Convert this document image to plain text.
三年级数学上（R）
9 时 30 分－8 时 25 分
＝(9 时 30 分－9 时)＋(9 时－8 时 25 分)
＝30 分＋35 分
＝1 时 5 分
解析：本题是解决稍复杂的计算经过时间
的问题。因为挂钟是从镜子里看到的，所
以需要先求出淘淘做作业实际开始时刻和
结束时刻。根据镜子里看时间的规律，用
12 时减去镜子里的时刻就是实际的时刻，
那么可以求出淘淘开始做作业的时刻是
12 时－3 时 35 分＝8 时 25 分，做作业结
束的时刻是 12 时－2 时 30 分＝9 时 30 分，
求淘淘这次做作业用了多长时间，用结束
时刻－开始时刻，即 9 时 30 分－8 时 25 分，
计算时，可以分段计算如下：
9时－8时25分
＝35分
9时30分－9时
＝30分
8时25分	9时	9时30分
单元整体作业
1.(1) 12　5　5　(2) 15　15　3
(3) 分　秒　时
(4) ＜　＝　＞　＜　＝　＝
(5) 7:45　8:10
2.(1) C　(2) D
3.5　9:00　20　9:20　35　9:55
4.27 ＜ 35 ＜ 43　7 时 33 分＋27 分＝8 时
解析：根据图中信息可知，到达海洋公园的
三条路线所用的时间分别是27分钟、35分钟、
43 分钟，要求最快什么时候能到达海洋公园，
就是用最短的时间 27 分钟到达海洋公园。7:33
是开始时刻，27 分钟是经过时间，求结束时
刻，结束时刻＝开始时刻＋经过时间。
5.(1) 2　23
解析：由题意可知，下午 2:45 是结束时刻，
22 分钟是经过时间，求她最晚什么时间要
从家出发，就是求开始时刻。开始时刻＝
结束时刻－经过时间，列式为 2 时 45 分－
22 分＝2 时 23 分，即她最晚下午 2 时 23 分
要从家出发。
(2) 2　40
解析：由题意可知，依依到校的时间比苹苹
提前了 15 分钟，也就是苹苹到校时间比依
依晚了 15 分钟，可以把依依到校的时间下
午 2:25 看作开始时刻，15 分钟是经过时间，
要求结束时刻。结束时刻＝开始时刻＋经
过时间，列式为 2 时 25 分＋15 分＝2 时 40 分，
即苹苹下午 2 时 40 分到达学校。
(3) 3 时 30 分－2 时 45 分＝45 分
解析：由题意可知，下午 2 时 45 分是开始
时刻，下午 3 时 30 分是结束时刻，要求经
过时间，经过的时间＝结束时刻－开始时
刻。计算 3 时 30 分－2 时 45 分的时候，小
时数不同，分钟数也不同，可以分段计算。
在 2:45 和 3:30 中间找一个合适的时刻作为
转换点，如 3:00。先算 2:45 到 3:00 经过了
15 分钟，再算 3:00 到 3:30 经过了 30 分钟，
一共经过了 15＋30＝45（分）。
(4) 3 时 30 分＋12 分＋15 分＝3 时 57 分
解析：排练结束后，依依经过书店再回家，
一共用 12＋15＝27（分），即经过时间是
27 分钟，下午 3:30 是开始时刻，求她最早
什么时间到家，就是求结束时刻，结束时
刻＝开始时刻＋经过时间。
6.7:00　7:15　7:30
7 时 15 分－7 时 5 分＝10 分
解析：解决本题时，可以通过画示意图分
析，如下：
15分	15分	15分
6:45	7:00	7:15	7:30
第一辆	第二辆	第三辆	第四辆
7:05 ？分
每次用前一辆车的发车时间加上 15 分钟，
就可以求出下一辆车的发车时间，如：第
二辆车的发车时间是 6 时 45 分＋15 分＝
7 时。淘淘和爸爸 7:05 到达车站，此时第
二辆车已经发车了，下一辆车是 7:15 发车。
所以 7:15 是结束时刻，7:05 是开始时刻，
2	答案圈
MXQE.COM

==========

* Stated goal:
Each record above must be given again exactly.

* Output for this exercise:
Convert this document image to plain text.
三年级数学上（R）
9 时 30 分－8 时 25 分
＝(9 时 30 分－9 时)＋(9 时－8 时 25 分)
＝30 分＋35 分
＝1 时 5 分
解析：本题是解决稍复杂的计算经过时间
的问题。因为挂钟是从镜子里看到的，所
以需要先求出淘淘做作业实际开始时刻和
结束时刻。根据镜子里看时间的规律，用
12 时减去镜子里的时刻就是实际的时刻，
那么可以求出淘淘开始做作业的时刻是
12 时－3 时 35 分＝8 时 25 分，做作业结
束的时刻是 12 时－2 时 30 分＝9 时 30 分，
求淘淘这次做作业用了多长时间，用结束
时刻－开始时刻，即 9 时 30 分－8 时 25 分，
计算时，可以分段计算如下：
9时－8时25分
＝35分
9时30分－9时
＝30分
8时25分	9时	9时30分
单元整体作业
1.(1) 12　5　5　(2) 15　15　3
(3) 分　秒　时
(4) ＜　＝　＞　＜　＝　＝
(5) 7:45　8:10
2.(1) C　(2) D
3.5　9:00　20　9:20　35　9:55
4.27 ＜ 35 ＜ 43　7 时 33 分＋27 分＝8 时
解析：根据图中信息可知，到达海洋公园的
三条路线所用的时间分别是27分钟、35分钟、
43 分钟，要求最快什么时候能到达海洋公园，
就是用最短的时间 27 分钟到达海洋公园。7:33
是开始时刻，27 分钟是经过时间，求结束时
刻，结束时刻＝开始时刻＋经过时间。
5.(1) 2　23
解析：由题意可知，下午 2:45 是结束时刻，
22 分钟是经过时间，求她最晚什么时间要
从家出发，就是求开始时刻。开始时刻＝
结束时刻－经过时间，列式为 2 时 45 分－
22 分＝2 时 23 分，即她最晚下午 2 时 23 分
要从家出发。
(2) 2　40
解析：由题意可知，依依到校的时间比苹苹
提前了 15 分钟，也就是苹苹到校时间比依
依晚了 15 分钟，可以把依依到校的时间下
午 2:25 看作开始时刻，15 分钟是经过时间，
要求结束时刻。结束时刻＝开始时刻＋经
过时间，列式为 2 时 25 分＋15 分＝2 时 40 分，
即苹苹下午 2 时 40 分到达学校。
(3) 3 时 30 分－2 时 45 分＝45 分
解析：由题意可知，下午 2 时 45 分是开始
时刻，下午 3 时 30 分是结束时刻，要求经
过时间，经过的时间＝结束时刻－开始时
刻。计算 3 时 30 分－2 时 45 分的时候，小
时数不同，分钟数也不同，可以分段计算。
在 2:45 和 3:30 中间找一个合适的时刻作为
转换点，如 3:00。先算 2:45 到 3:00 经过了
15 分钟，再算 3:00 到 3:30 经过了 30 分钟，
一共经过了 15＋30＝45（分）。
(4) 3 时 30 分＋12 分＋15 分＝3 时 57 分
解析：排练结束后，依依经过书店再回家，
一共用 12＋15＝27（分），即经过时间是
27 分钟，下午 3:30 是开始时刻，求她最早
什么时间到家，就是求结束时刻，结束时
刻＝开始时刻＋经过时间。
6.7:00　7:15　7:30
7 时 15 分－7 时 5 分＝10 分
解析：解决本题时，可以通过画示意图分
析，如下：
15分	15分	15分
6:45	7:00	7:15	7:30
第一辆	第二辆	第三辆	第四辆
7:05 ？分
每次用前一辆车的发车时间加上 15 分钟，
就可以求出下一辆车的发车时间，如：第
二辆车的发车时间是 6 时 45 分＋15 分＝
7 时。淘淘和爸爸 7:05 到达车站，此时第
二辆车已经发车了，下一辆车是 7:15 发车。
所以 7:15 是结束时刻，7:05 是开始时刻，
2	答案圈
MXQE.COM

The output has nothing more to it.